— BEGIN —

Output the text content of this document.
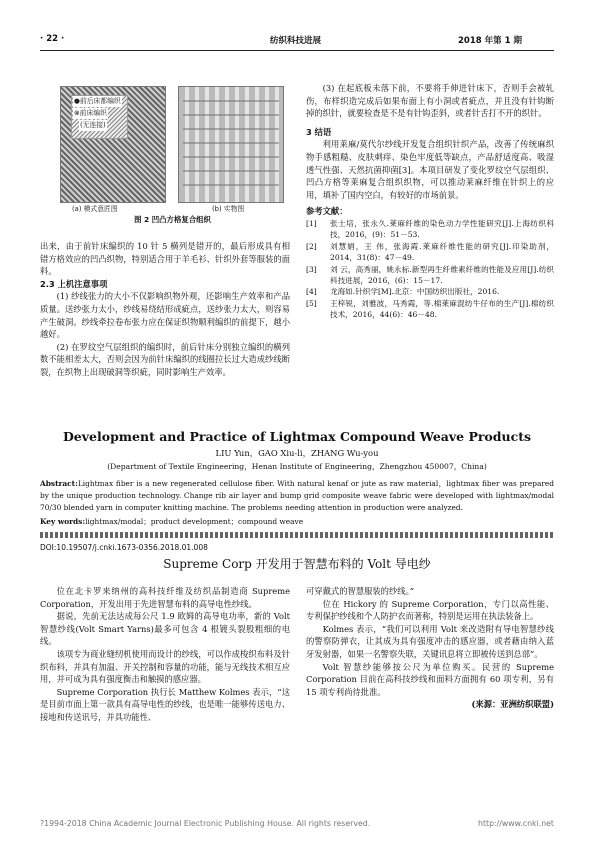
· 22 ·	纺织科技进展	2018 年第 1 期
●前后床都编织
⊗前床编织
(无连接)
(a) 模式意匠图	(b) 实物图
图 2 凹凸方格复合组织

出来，由于前针床编织的 10 针 5 横列是错开的，最后形成具有相错方格效应的凹凸织物，特别适合用于羊毛衫、针织外套等服装的面料。

2.3 上机注意事项

(1) 纱线张力的大小不仅影响织物外观，还影响生产效率和产品质量。送纱张力太小，纱线易绕结形成疵点，送纱张力太大，则容易产生破洞。纱线牵拉卷布张力应在保证织物顺利编织的前提下，越小越好。

(2) 在罗纹空气层组织的编织时，前后针床分别独立编织的横列数不能相差太大，否则会因为前针床编织的线圈拉长过大造成纱线断裂，在织物上出现破洞等织疵，同时影响生产效率。

(3) 在起底板未落下前，不要将手伸进针床下，否则手会被轧伤，布样织造完成后如果布面上有小洞或者疵点，并且没有针钩断掉的织针，就要检查是不是有针钩歪斜，或者针舌打不开的织针。

3 结语

利用莱麻/莫代尔纱线开发复合组织针织产品，改善了传统麻织物手感粗糙、皮肤刺痒、染色牢度低等缺点，产品舒适度高、吸湿透气性强、天然抗菌抑菌[3]。本项目研发了变化罗纹空气层组织、凹凸方格等莱麻复合组织织物，可以推动莱麻纤维在针织上的应用，填补了国内空白，有较好的市场前景。

参考文献：

[1] 张士培，张永久.莱麻纤维的染色动力学性能研究[J].上海纺织科技，2016，(9)：51－53.
[2] 刘慧娟，王 伟，张海霞.莱麻纤维性能的研究[J].印染助剂，2014，31(8)：47－49.
[3] 刘 云，高秀丽，姚永标.新型再生纤维素纤维的性能及应用[J].纺织科技进展，2016，(6)：15－17.
[4] 龙海如.针织学[M].北京：中国纺织出版社，2016.
[5] 王梓锐，刘雅波，马秀霞，等.棉莱麻混纺牛仔布的生产[J].棉纺织技术，2016，44(6)：46－48.
Development and Practice of Lightmax Compound Weave Products
LIU Yun，GAO Xiu-li，ZHANG Wu-you
(Department of Textile Engineering，Henan Institute of Engineering，Zhengzhou 450007，China)
Abstract:Lightmax fiber is a new regenerated cellulose fiber. With natural kenaf or jute as raw material，lightmax fiber was prepared by the unique production technology. Change rib air layer and bump grid composite weave fabric were developed with lightmax/modal 70/30 blended yarn in computer knitting machine. The problems needing attention in production were analyzed.
Key words:lightmax/modal；product development；compound weave
DOI:10.19507/j.cnki.1673-0356.2018.01.008
Supreme Corp 开发用于智慧布料的 Volt 导电纱

位在北卡罗来纳州的高科技纤维及纺织品制造商 Supreme Corporation，开发出用于先进智慧布料的高导电性纱线。

据说，先前无法达成每公尺 1.9 欧姆的高导电功率，新的 Volt 智慧纱线(Volt Smart Yarns)最多可包含 4 根镀头裂股粗细的电线。

该项专为商业缝纫机使用而设计的纱线，可以作成梭织布料及针织布料，并具有加温、开关控制和容量的功能，能与无线技术相互应用，并可成为具有强度衡击和触摸的感应器。

Supreme Corporation 执行长 Matthew Kolmes 表示，“这是目前市面上第一款具有高导电性的纱线，也是唯一能够传送电力、接地和传送讯号，并具功能性、

可穿戴式的智慧服装的纱线。”

位在 Hickory 的 Supreme Corporation，专门以高性能、专利保护纱线和个人防护衣而著称，特别是运用在执法装备上。

Kolmes 表示，“我们可以利用 Volt 来改造附有导电智慧纱线的警察防弹衣，让其成为具有强度冲击的感应器，或者藉由纳入蓝牙发射器，如果一名警察失联，关键讯息将立即被传送到总部”。

Volt 智慧纱能够按公尺为单位购买。民营的 Supreme Corporation 目前在高科技纱线和面料方面拥有 60 项专利，另有 15 项专利尚待批准。

(来源：亚洲纺织联盟)

?1994-2018 China Academic Journal Electronic Publishing House. All rights reserved.	http://www.cnki.net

— END —

GIVEN PROBLEM
Look through the data above. Each line containing the word "纺织科技进展" needs to be copied.

OUTPUT FOR THIS EXERCISE
· 22 ·	纺织科技进展	2018 年第 1 期
[3] 刘 云，高秀丽，姚永标.新型再生纤维素纤维的性能及应用[J].纺织科技进展，2016，(6)：15－17.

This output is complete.